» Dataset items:
>>

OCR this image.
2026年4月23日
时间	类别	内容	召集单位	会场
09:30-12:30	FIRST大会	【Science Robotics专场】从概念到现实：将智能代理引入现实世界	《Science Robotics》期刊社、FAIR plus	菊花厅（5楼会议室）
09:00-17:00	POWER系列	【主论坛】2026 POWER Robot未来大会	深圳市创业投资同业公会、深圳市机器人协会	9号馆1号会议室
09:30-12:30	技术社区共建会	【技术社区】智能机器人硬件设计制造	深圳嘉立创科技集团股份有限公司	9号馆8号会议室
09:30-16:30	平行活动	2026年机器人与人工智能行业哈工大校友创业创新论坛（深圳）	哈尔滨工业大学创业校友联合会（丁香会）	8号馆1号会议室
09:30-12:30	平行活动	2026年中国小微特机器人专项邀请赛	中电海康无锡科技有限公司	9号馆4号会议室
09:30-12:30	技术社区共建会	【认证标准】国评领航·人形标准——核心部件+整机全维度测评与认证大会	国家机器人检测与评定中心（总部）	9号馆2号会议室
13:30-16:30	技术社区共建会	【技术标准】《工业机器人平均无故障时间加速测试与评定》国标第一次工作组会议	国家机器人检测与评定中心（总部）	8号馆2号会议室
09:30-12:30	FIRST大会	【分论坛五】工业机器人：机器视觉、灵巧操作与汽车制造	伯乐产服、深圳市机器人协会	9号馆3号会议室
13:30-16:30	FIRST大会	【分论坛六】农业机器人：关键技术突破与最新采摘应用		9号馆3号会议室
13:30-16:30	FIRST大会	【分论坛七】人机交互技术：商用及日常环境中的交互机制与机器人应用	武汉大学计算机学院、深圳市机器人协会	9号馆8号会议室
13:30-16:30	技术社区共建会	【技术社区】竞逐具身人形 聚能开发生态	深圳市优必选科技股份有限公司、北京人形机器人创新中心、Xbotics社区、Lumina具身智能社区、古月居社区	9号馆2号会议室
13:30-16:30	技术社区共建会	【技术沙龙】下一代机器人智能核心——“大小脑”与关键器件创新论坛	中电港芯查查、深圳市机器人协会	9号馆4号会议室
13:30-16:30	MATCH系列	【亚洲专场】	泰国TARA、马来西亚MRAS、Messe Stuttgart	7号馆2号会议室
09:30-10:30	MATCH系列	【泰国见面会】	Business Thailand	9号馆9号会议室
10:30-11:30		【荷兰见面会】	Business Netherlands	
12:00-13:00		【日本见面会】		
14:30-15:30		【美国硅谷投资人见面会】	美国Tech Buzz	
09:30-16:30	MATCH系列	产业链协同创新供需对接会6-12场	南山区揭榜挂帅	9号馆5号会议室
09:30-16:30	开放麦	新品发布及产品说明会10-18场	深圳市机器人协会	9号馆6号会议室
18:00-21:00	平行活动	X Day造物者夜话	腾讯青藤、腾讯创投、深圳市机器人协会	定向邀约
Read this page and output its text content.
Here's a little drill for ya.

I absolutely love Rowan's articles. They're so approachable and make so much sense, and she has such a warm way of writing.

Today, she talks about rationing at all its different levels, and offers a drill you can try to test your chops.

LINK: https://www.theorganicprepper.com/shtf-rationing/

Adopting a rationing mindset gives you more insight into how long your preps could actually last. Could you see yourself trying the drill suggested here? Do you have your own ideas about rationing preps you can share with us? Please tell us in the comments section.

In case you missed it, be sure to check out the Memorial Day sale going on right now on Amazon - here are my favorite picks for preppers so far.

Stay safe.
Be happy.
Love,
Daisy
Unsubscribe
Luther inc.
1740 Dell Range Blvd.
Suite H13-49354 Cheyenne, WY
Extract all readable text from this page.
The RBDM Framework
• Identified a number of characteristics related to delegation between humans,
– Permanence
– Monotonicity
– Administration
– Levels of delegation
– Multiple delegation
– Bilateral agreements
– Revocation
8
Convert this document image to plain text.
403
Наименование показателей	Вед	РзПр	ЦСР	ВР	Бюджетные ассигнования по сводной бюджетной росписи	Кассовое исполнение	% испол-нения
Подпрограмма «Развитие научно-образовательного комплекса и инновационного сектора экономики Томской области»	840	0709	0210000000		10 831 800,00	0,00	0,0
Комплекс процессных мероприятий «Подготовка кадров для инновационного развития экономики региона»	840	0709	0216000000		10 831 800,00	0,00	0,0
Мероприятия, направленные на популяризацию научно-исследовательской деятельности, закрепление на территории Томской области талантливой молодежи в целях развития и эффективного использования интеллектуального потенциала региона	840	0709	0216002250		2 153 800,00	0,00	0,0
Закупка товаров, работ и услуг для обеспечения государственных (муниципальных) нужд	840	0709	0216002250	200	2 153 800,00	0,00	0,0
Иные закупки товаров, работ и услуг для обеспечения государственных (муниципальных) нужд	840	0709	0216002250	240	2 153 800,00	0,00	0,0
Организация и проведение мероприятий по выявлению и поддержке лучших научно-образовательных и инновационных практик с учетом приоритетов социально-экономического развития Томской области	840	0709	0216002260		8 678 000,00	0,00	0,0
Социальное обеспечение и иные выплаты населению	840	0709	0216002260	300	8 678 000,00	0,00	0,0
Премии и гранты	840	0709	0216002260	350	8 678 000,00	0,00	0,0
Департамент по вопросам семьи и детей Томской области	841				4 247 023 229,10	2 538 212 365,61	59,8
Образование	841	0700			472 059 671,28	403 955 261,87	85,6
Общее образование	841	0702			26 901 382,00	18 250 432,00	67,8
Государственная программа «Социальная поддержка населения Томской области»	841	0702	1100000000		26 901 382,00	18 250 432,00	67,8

<<

» TASK PROMPT: Copy each line of the data that contains the word "平行活动".

» FINISHED EXERCISE:
09:30-16:30	平行活动	2026年机器人与人工智能行业哈工大校友创业创新论坛（深圳）	哈尔滨工业大学创业校友联合会（丁香会）	8号馆1号会议室
09:30-12:30	平行活动	2026年中国小微特机器人专项邀请赛	中电海康无锡科技有限公司	9号馆4号会议室
18:00-21:00	平行活动	X Day造物者夜话	腾讯青藤、腾讯创投、深圳市机器人协会	定向邀约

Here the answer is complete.